**Problem**:
Gather every line below where "Cuál" appears.

**Given entries**:
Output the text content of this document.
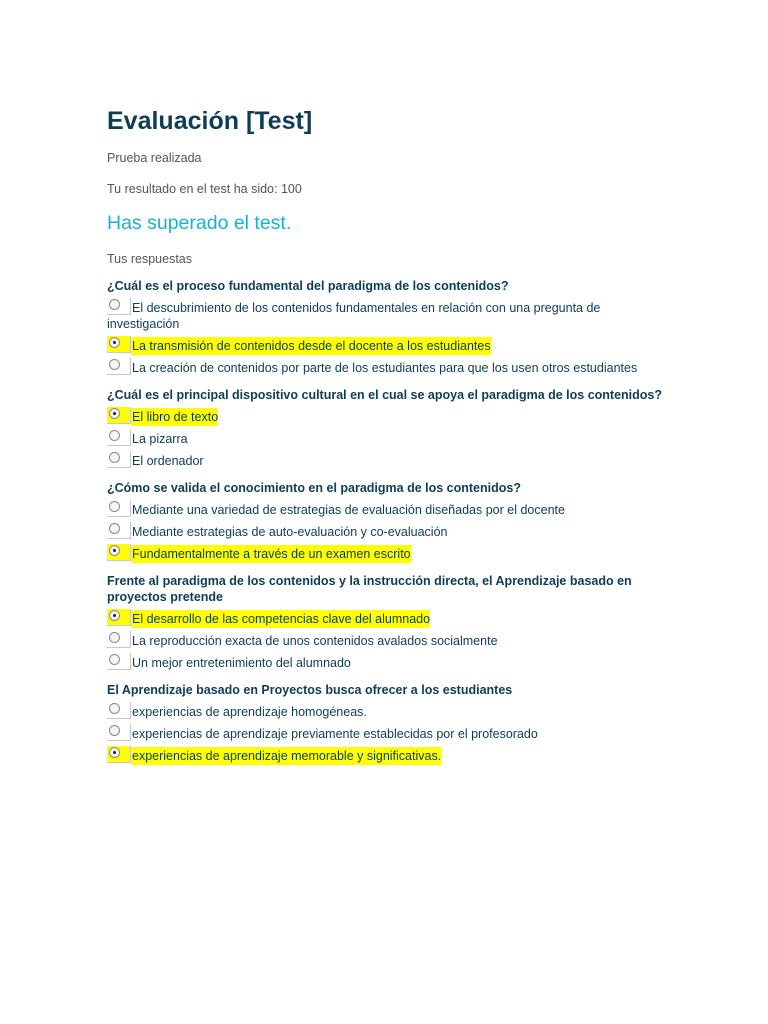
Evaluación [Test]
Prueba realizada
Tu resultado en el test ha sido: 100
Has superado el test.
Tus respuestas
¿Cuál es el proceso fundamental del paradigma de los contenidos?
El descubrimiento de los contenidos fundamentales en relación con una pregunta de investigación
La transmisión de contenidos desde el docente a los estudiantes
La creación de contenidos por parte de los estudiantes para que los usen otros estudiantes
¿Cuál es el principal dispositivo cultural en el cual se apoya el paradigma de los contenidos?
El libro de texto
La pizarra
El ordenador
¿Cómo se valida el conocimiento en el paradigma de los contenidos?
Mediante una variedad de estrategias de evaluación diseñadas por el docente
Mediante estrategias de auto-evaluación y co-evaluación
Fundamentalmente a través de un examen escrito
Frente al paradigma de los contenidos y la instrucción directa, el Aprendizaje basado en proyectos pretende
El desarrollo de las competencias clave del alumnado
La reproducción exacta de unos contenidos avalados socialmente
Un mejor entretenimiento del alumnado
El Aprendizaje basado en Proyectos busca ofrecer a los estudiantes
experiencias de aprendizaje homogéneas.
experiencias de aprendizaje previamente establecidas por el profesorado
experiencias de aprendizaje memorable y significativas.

**Result of the task**:
¿Cuál es el proceso fundamental del paradigma de los contenidos?
¿Cuál es el principal dispositivo cultural en el cual se apoya el paradigma de los contenidos?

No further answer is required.